• Records shown
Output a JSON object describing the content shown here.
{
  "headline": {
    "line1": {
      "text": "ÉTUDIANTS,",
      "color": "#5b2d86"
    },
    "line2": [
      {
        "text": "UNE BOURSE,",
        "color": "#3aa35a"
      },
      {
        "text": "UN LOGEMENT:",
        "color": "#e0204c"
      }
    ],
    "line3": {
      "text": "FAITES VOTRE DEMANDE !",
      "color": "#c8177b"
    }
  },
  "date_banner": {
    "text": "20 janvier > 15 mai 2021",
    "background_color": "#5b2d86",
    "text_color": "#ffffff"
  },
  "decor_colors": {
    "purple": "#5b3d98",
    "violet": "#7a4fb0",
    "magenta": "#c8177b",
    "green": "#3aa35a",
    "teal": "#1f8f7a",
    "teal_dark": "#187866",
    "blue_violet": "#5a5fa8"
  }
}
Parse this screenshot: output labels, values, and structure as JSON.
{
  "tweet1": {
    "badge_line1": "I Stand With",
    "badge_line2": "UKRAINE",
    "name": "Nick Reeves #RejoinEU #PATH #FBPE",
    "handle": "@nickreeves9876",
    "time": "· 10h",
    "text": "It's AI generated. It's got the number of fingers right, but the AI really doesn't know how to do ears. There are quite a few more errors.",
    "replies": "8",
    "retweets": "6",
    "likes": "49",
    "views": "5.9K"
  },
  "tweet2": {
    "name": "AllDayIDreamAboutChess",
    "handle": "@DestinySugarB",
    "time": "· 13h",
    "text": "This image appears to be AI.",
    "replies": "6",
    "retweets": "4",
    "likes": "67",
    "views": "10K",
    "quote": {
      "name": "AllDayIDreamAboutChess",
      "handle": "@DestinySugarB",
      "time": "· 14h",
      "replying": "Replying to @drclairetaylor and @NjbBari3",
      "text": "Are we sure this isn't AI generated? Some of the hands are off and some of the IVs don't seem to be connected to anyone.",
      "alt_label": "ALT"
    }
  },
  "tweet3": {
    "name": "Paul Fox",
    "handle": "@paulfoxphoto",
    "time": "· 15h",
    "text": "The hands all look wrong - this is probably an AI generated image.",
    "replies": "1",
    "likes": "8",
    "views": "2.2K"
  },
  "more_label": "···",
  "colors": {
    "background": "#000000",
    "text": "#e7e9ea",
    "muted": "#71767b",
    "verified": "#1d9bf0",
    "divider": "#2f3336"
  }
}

• Required task
Above are entries; state the number of lines among them that contain "hands", and nothing else.

• Written response
2